• Task requirements
Whenever a line contains the string "Sources", copy it out of the entries.

• Excerpts from a figure dataset
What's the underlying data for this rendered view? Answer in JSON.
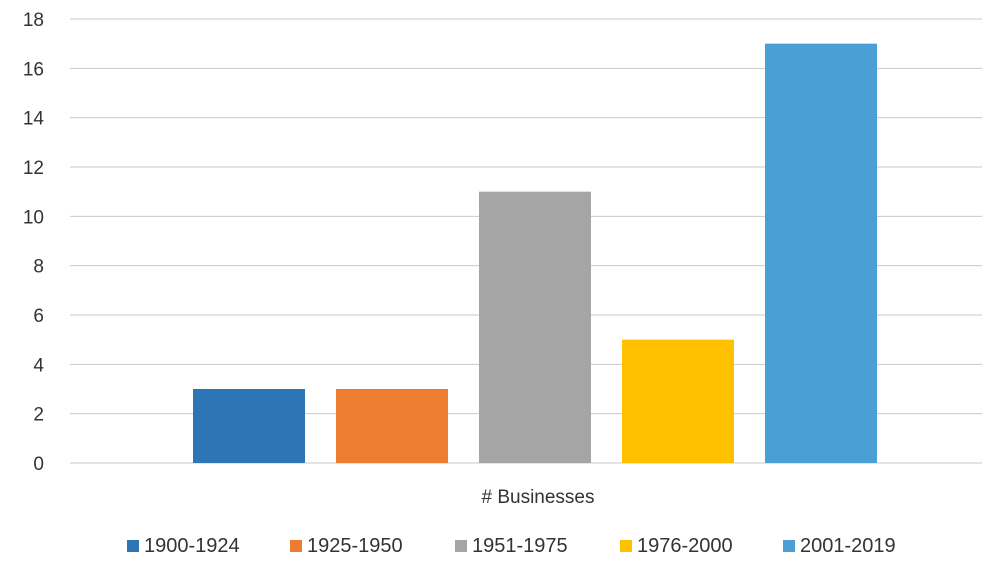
{
  "chart_data": {
    "type": "bar",
    "title": "",
    "xlabel": "# Businesses",
    "ylabel": "",
    "ylim": [
      0,
      18
    ],
    "yticks": [
      0,
      2,
      4,
      6,
      8,
      10,
      12,
      14,
      16,
      18
    ],
    "grid": true,
    "legend_position": "bottom",
    "categories": [
      "# Businesses"
    ],
    "series": [
      {
        "name": "1900-1924",
        "values": [
          3
        ],
        "color": "#2e75b6"
      },
      {
        "name": "1925-1950",
        "values": [
          3
        ],
        "color": "#ed7d31"
      },
      {
        "name": "1951-1975",
        "values": [
          11
        ],
        "color": "#a5a5a5"
      },
      {
        "name": "1976-2000",
        "values": [
          5
        ],
        "color": "#ffc000"
      },
      {
        "name": "2001-2019",
        "values": [
          17
        ],
        "color": "#4a9fd5"
      }
    ]
  }
}
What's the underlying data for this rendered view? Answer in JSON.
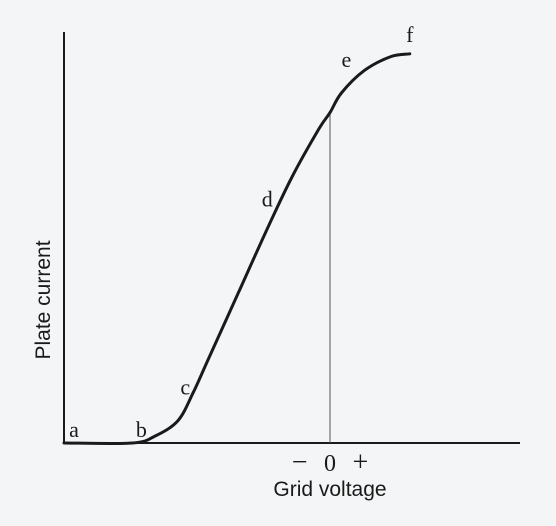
{
  "chart_data": {
    "type": "line",
    "title": "",
    "xlabel": "Grid voltage",
    "ylabel": "Plate current",
    "x_ticks": [
      {
        "label": "−",
        "x": -0.8
      },
      {
        "label": "0",
        "x": 0
      },
      {
        "label": "+",
        "x": 0.8
      }
    ],
    "grid": false,
    "series": [
      {
        "values": [
          {
            "x": -7.0,
            "y": 0.0
          },
          {
            "x": -5.2,
            "y": 0.0
          },
          {
            "x": -4.6,
            "y": 0.25
          },
          {
            "x": -4.0,
            "y": 0.8
          },
          {
            "x": -3.6,
            "y": 1.8
          },
          {
            "x": -3.2,
            "y": 3.0
          },
          {
            "x": -2.4,
            "y": 5.4
          },
          {
            "x": -1.6,
            "y": 7.8
          },
          {
            "x": -1.0,
            "y": 9.5
          },
          {
            "x": -0.3,
            "y": 11.2
          },
          {
            "x": 0.0,
            "y": 11.8
          },
          {
            "x": 0.3,
            "y": 12.5
          },
          {
            "x": 0.9,
            "y": 13.3
          },
          {
            "x": 1.6,
            "y": 13.8
          },
          {
            "x": 2.1,
            "y": 13.9
          }
        ]
      }
    ],
    "point_labels": [
      {
        "label": "a",
        "x": -7.0,
        "y": 0.0
      },
      {
        "label": "b",
        "x": -5.2,
        "y": 0.0
      },
      {
        "label": "c",
        "x": -3.6,
        "y": 1.8
      },
      {
        "label": "d",
        "x": -1.4,
        "y": 8.3
      },
      {
        "label": "e",
        "x": 0.3,
        "y": 12.5
      },
      {
        "label": "f",
        "x": 2.1,
        "y": 13.9
      }
    ],
    "reference_lines": [
      {
        "orientation": "vertical",
        "x": 0
      }
    ],
    "xlim": [
      -7,
      5
    ],
    "ylim": [
      0,
      15
    ],
    "colors": {
      "line": "#1a1a1a",
      "background": "#f4f5f6"
    }
  }
}
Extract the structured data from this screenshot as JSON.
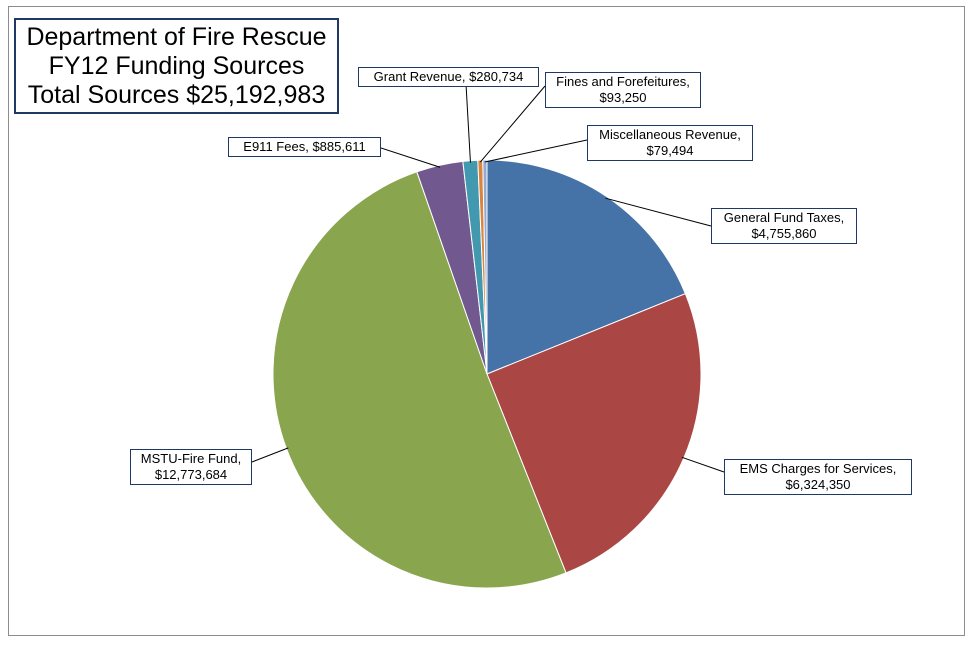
{
  "chart_data": {
    "type": "pie",
    "title": [
      "Department of Fire Rescue",
      "FY12 Funding Sources",
      "Total Sources $25,192,983"
    ],
    "slices": [
      {
        "name": "General Fund Taxes,",
        "display": "$4,755,860",
        "value": 4755860,
        "color": "#4572a7"
      },
      {
        "name": "EMS Charges for Services,",
        "display": "$6,324,350",
        "value": 6324350,
        "color": "#aa4643"
      },
      {
        "name": "MSTU-Fire Fund,",
        "display": "$12,773,684",
        "value": 12773684,
        "color": "#89a54e"
      },
      {
        "name": "E911 Fees,",
        "display": "$885,611",
        "value": 885611,
        "color": "#71588f"
      },
      {
        "name": "Grant Revenue,",
        "display": "$280,734",
        "value": 280734,
        "color": "#4198af"
      },
      {
        "name": "Fines and Forefeitures,",
        "display": "$93,250",
        "value": 93250,
        "color": "#db843d"
      },
      {
        "name": "Miscellaneous Revenue,",
        "display": "$79,494",
        "value": 79494,
        "color": "#93a9cf"
      }
    ],
    "start_angle_deg": 0,
    "direction": "clockwise"
  }
}
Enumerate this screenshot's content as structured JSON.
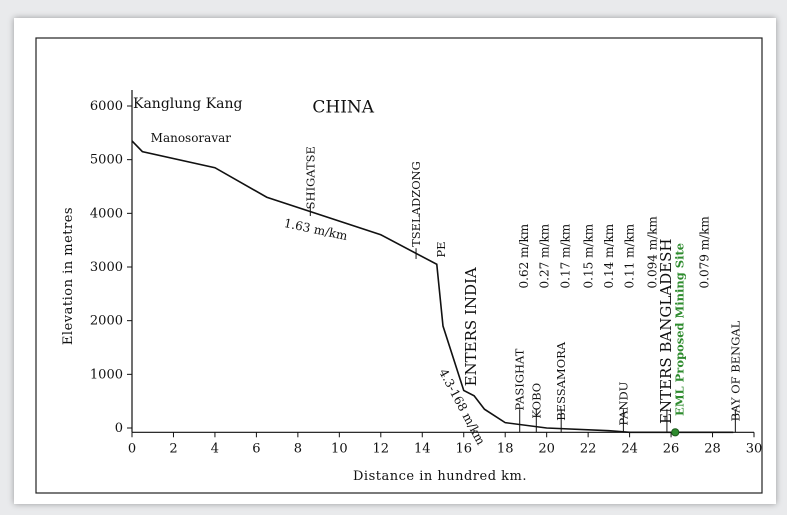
{
  "chart_data": {
    "type": "line",
    "xlabel": "Distance in hundred km.",
    "ylabel": "Elevation in metres",
    "xlim": [
      0,
      30
    ],
    "ylim": [
      0,
      6000
    ],
    "x_ticks": [
      0,
      2,
      4,
      6,
      8,
      10,
      12,
      14,
      16,
      18,
      20,
      22,
      24,
      26,
      28,
      30
    ],
    "y_ticks": [
      0,
      1000,
      2000,
      3000,
      4000,
      5000,
      6000
    ],
    "grid": false,
    "series": [
      {
        "x": [
          0,
          0.5,
          4,
          6.5,
          12,
          14.7,
          15,
          16,
          16.5,
          17,
          18,
          20,
          23,
          24,
          26,
          27,
          29
        ],
        "y": [
          5350,
          5150,
          4850,
          4300,
          3600,
          3050,
          1900,
          700,
          600,
          350,
          100,
          0,
          -50,
          -80,
          -80,
          -80,
          -80
        ]
      }
    ],
    "place_labels": [
      {
        "text": "Kanglung Kang",
        "x": 0,
        "y": 6000
      },
      {
        "text": "CHINA",
        "x": 8.7,
        "y": 5950
      },
      {
        "text": "Manosoravar",
        "x": 0.9,
        "y": 5400
      },
      {
        "text": "SHIGATSE",
        "x": 8.6,
        "y": 4000
      },
      {
        "text": "TSELADZONG",
        "x": 13.7,
        "y": 3300
      },
      {
        "text": "PE",
        "x": 14.9,
        "y": 3100
      },
      {
        "text": "ENTERS INDIA",
        "x": 16.4,
        "y": 700
      },
      {
        "text": "PASIGHAT",
        "x": 18.7,
        "y": 250
      },
      {
        "text": "KOBO",
        "x": 19.5,
        "y": 100
      },
      {
        "text": "BESSAMORA",
        "x": 20.7,
        "y": 60
      },
      {
        "text": "PANDU",
        "x": 23.7,
        "y": -30
      },
      {
        "text": "ENTERS BANGLADESH",
        "x": 25.8,
        "y": 0
      },
      {
        "text": "EML Proposed Mining Site",
        "x": 26.4,
        "y": 150,
        "color": "#2e8b2e"
      },
      {
        "text": "BAY OF BENGAL",
        "x": 29.1,
        "y": 50
      }
    ],
    "gradient_labels": [
      {
        "text": "1.63 m/km",
        "x": 7.3,
        "y": 3750,
        "angle": 12
      },
      {
        "text": "4.3-168 m/km",
        "x": 14.8,
        "y": 1050,
        "angle": 62
      },
      {
        "text": "0.62 m/km",
        "x": 19.1,
        "y": 2600,
        "angle": -90
      },
      {
        "text": "0.27 m/km",
        "x": 20.1,
        "y": 2600,
        "angle": -90
      },
      {
        "text": "0.17 m/km",
        "x": 21.1,
        "y": 2600,
        "angle": -90
      },
      {
        "text": "0.15 m/km",
        "x": 22.2,
        "y": 2600,
        "angle": -90
      },
      {
        "text": "0.14 m/km",
        "x": 23.2,
        "y": 2600,
        "angle": -90
      },
      {
        "text": "0.11 m/km",
        "x": 24.2,
        "y": 2600,
        "angle": -90
      },
      {
        "text": "0.094 m/km",
        "x": 25.3,
        "y": 2600,
        "angle": -90
      },
      {
        "text": "0.079 m/km",
        "x": 27.8,
        "y": 2600,
        "angle": -90
      }
    ],
    "marker": {
      "x": 26.2,
      "y": -80,
      "color": "#2e8b2e"
    }
  }
}
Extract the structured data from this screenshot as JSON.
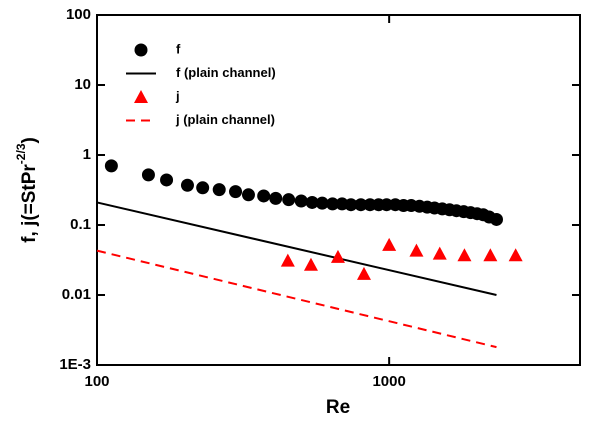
{
  "chart_data": {
    "type": "scatter",
    "xlabel": "Re",
    "ylabel": [
      "f, j(=StPr",
      "-2/3",
      ")"
    ],
    "xscale": "log",
    "yscale": "log",
    "xlim": [
      100,
      4500
    ],
    "ylim": [
      0.001,
      100
    ],
    "xticks": [
      100,
      1000
    ],
    "yticks": [
      {
        "value": 0.001,
        "label": "1E-3"
      },
      0.01,
      0.1,
      1,
      10,
      100
    ],
    "legend": "upper-left",
    "series": [
      {
        "name": "f",
        "color": "#000000",
        "style": "marker",
        "marker": "circle",
        "x": [
          112,
          150,
          173,
          204,
          230,
          262,
          298,
          330,
          372,
          409,
          453,
          500,
          545,
          590,
          640,
          690,
          740,
          800,
          860,
          920,
          980,
          1050,
          1120,
          1190,
          1270,
          1350,
          1430,
          1520,
          1610,
          1700,
          1800,
          1900,
          2000,
          2100,
          2200,
          2330
        ],
        "values": [
          0.7,
          0.52,
          0.44,
          0.37,
          0.34,
          0.32,
          0.3,
          0.27,
          0.26,
          0.24,
          0.23,
          0.22,
          0.21,
          0.205,
          0.2,
          0.2,
          0.195,
          0.195,
          0.195,
          0.195,
          0.195,
          0.195,
          0.19,
          0.19,
          0.185,
          0.18,
          0.175,
          0.17,
          0.165,
          0.16,
          0.155,
          0.15,
          0.145,
          0.14,
          0.13,
          0.12
        ]
      },
      {
        "name": "f (plain channel)",
        "color": "#000000",
        "style": "line",
        "dash": false,
        "x": [
          100,
          2330
        ],
        "values": [
          0.21,
          0.01
        ]
      },
      {
        "name": "j",
        "color": "#ff0000",
        "style": "marker",
        "marker": "triangle",
        "x": [
          450,
          540,
          668,
          820,
          1000,
          1240,
          1490,
          1810,
          2220,
          2710
        ],
        "values": [
          0.031,
          0.027,
          0.035,
          0.02,
          0.052,
          0.043,
          0.039,
          0.037,
          0.037,
          0.037
        ]
      },
      {
        "name": "j (plain channel)",
        "color": "#ff0000",
        "style": "line",
        "dash": true,
        "x": [
          100,
          2330
        ],
        "values": [
          0.043,
          0.0018
        ]
      }
    ]
  }
}
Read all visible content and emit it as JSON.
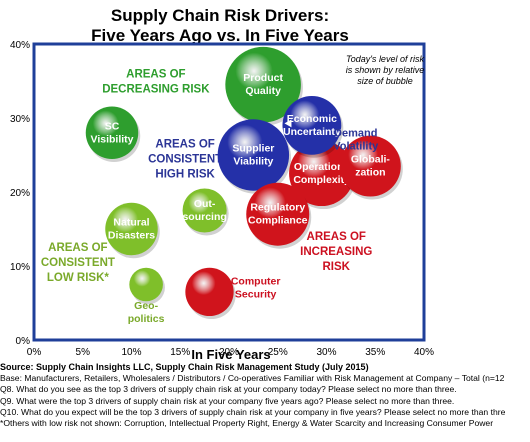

• Output
      "FY12 Funding Sources",
      "Total Sources $25,192,983"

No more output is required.